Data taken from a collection
## START

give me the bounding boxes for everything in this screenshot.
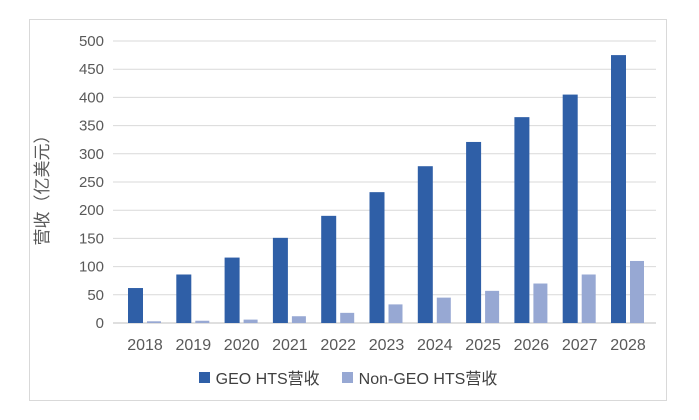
bar-nongeo-2025 bbox=[485, 290, 500, 323]
bar-geo-2024 bbox=[417, 166, 433, 323]
y-tick-label-0: 0 bbox=[96, 315, 104, 332]
bar-geo-2019 bbox=[176, 274, 192, 323]
legend: GEO HTS营收 Non-GEO HTS营收 bbox=[30, 365, 666, 389]
x-tick-label-2027: 2027 bbox=[562, 337, 598, 354]
x-tick-label-2025: 2025 bbox=[465, 337, 501, 354]
bar-geo-2025 bbox=[466, 141, 482, 323]
legend-swatch-geo-icon bbox=[198, 371, 210, 383]
x-tick-label-2021: 2021 bbox=[272, 337, 308, 354]
y-tick-label-250: 250 bbox=[79, 174, 104, 191]
x-tick-label-2028: 2028 bbox=[610, 337, 646, 354]
bar-geo-2021 bbox=[272, 237, 288, 323]
bar-geo-2023 bbox=[369, 192, 385, 323]
bar-geo-2018 bbox=[128, 288, 143, 323]
y-tick-label-50: 50 bbox=[87, 287, 104, 304]
x-tick-label-2018: 2018 bbox=[127, 337, 163, 354]
x-tick-label-2019: 2019 bbox=[176, 337, 212, 354]
bar-nongeo-2022 bbox=[340, 312, 355, 323]
y-tick-label-100: 100 bbox=[79, 259, 104, 276]
bar-nongeo-2028 bbox=[630, 260, 644, 323]
legend-item-geo: GEO HTS营收 bbox=[198, 365, 320, 389]
x-tick-label-2020: 2020 bbox=[224, 337, 260, 354]
bar-geo-2020 bbox=[224, 257, 240, 323]
y-tick-label-350: 350 bbox=[79, 118, 104, 135]
bar-nongeo-2018 bbox=[147, 321, 161, 323]
bar-nongeo-2026 bbox=[533, 283, 548, 323]
x-tick-label-2026: 2026 bbox=[514, 337, 550, 354]
chart-frame: 0 50 100 150 200 250 300 350 400 450 500 营收（亿美元） 201… bbox=[29, 19, 667, 401]
legend-swatch-nongeo-icon bbox=[341, 371, 353, 383]
legend-label-nongeo: Non-GEO HTS营收 bbox=[358, 371, 498, 388]
bar-nongeo-2019 bbox=[195, 320, 210, 323]
x-tick-label-2022: 2022 bbox=[320, 337, 356, 354]
bar-nongeo-2024 bbox=[436, 297, 451, 323]
bar-chart-plot: 0 50 100 150 200 250 300 350 400 450 500 营收（亿美元） 201… bbox=[33, 33, 656, 354]
bar-geo-2022 bbox=[321, 215, 337, 323]
y-tick-label-300: 300 bbox=[79, 146, 104, 163]
bar-geo-2027 bbox=[562, 94, 578, 323]
legend-item-nongeo: Non-GEO HTS营收 bbox=[341, 365, 498, 389]
bar-nongeo-2020 bbox=[243, 319, 258, 323]
y-tick-label-150: 150 bbox=[79, 230, 104, 247]
bar-nongeo-2023 bbox=[388, 304, 403, 323]
x-tick-label-2023: 2023 bbox=[369, 337, 405, 354]
y-tick-label-450: 450 bbox=[79, 61, 104, 78]
bar-geo-2026 bbox=[514, 117, 530, 323]
y-axis-title: 营收（亿美元） bbox=[33, 127, 52, 246]
legend-label-geo: GEO HTS营收 bbox=[215, 371, 320, 388]
x-tick-label-2024: 2024 bbox=[417, 337, 453, 354]
bar-nongeo-2027 bbox=[581, 274, 596, 323]
y-tick-label-200: 200 bbox=[79, 202, 104, 219]
y-tick-label-400: 400 bbox=[79, 89, 104, 106]
bar-geo-2028 bbox=[611, 55, 626, 323]
y-tick-label-500: 500 bbox=[79, 33, 104, 50]
bar-nongeo-2021 bbox=[291, 316, 306, 323]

## END

» WHAT THE TASK REQUIRES
Render every line of the records above as a JSON list of strings, one string per line, skipping blank lines. Leave the pictures out of the list.

» REPLY
[
  "give me the bounding boxes for everything in this screenshot.",
  "bar-nongeo-2025 bbox=[485, 290, 500, 323]",
  "bar-geo-2024 bbox=[417, 166, 433, 323]",
  "y-tick-label-0: 0 bbox=[96, 315, 104, 332]",
  "bar-geo-2019 bbox=[176, 274, 192, 323]",
  "legend: GEO HTS营收 Non-GEO HTS营收 bbox=[30, 365, 666, 389]",
  "x-tick-label-2027: 2027 bbox=[562, 337, 598, 354]",
  "x-tick-label-2025: 2025 bbox=[465, 337, 501, 354]",
  "bar-geo-2025 bbox=[466, 141, 482, 323]",
  "legend-swatch-geo-icon bbox=[198, 371, 210, 383]",
  "x-tick-label-2021: 2021 bbox=[272, 337, 308, 354]",
  "y-tick-label-250: 250 bbox=[79, 174, 104, 191]",
  "x-tick-label-2028: 2028 bbox=[610, 337, 646, 354]",
  "bar-geo-2021 bbox=[272, 237, 288, 323]",
  "bar-geo-2023 bbox=[369, 192, 385, 323]",
  "bar-geo-2018 bbox=[128, 288, 143, 323]",
  "y-tick-label-50: 50 bbox=[87, 287, 104, 304]",
  "x-tick-label-2018: 2018 bbox=[127, 337, 163, 354]",
  "x-tick-label-2019: 2019 bbox=[176, 337, 212, 354]",
  "bar-nongeo-2022 bbox=[340, 312, 355, 323]",
  "y-tick-label-100: 100 bbox=[79, 259, 104, 276]",
  "bar-nongeo-2028 bbox=[630, 260, 644, 323]",
  "legend-item-geo: GEO HTS营收 bbox=[198, 365, 320, 389]",
  "x-tick-label-2020: 2020 bbox=[224, 337, 260, 354]",
  "bar-geo-2020 bbox=[224, 257, 240, 323]",
  "y-tick-label-350: 350 bbox=[79, 118, 104, 135]",
  "bar-nongeo-2018 bbox=[147, 321, 161, 323]",
  "bar-nongeo-2026 bbox=[533, 283, 548, 323]",
  "x-tick-label-2026: 2026 bbox=[514, 337, 550, 354]",
  "chart-frame: 0 50 100 150 200 250 300 350 400 450 500 营收（亿美元） 201… bbox=[29, 19, 667, 401]",
  "legend-swatch-nongeo-icon bbox=[341, 371, 353, 383]",
  "legend-label-nongeo: Non-GEO HTS营收 bbox=[358, 371, 498, 388]",
  "bar-nongeo-2019 bbox=[195, 320, 210, 323]",
  "x-tick-label-2022: 2022 bbox=[320, 337, 356, 354]",
  "bar-nongeo-2024 bbox=[436, 297, 451, 323]",
  "bar-chart-plot: 0 50 100 150 200 250 300 350 400 450 500 营收（亿美元） 201… bbox=[33, 33, 656, 354]",
  "bar-geo-2022 bbox=[321, 215, 337, 323]",
  "y-tick-label-300: 300 bbox=[79, 146, 104, 163]",
  "bar-geo-2027 bbox=[562, 94, 578, 323]",
  "legend-item-nongeo: Non-GEO HTS营收 bbox=[341, 365, 498, 389]",
  "bar-nongeo-2020 bbox=[243, 319, 258, 323]",
  "y-tick-label-150: 150 bbox=[79, 230, 104, 247]",
  "bar-nongeo-2023 bbox=[388, 304, 403, 323]",
  "x-tick-label-2023: 2023 bbox=[369, 337, 405, 354]",
  "y-tick-label-450: 450 bbox=[79, 61, 104, 78]",
  "bar-geo-2026 bbox=[514, 117, 530, 323]",
  "y-axis-title: 营收（亿美元） bbox=[33, 127, 52, 246]",
  "legend-label-geo: GEO HTS营收 bbox=[215, 371, 320, 388]",
  "x-tick-label-2024: 2024 bbox=[417, 337, 453, 354]",
  "bar-nongeo-2027 bbox=[581, 274, 596, 323]",
  "y-tick-label-200: 200 bbox=[79, 202, 104, 219]",
  "y-tick-label-400: 400 bbox=[79, 89, 104, 106]",
  "bar-geo-2028 bbox=[611, 55, 626, 323]",
  "y-tick-label-500: 500 bbox=[79, 33, 104, 50]",
  "bar-nongeo-2021 bbox=[291, 316, 306, 323]"
]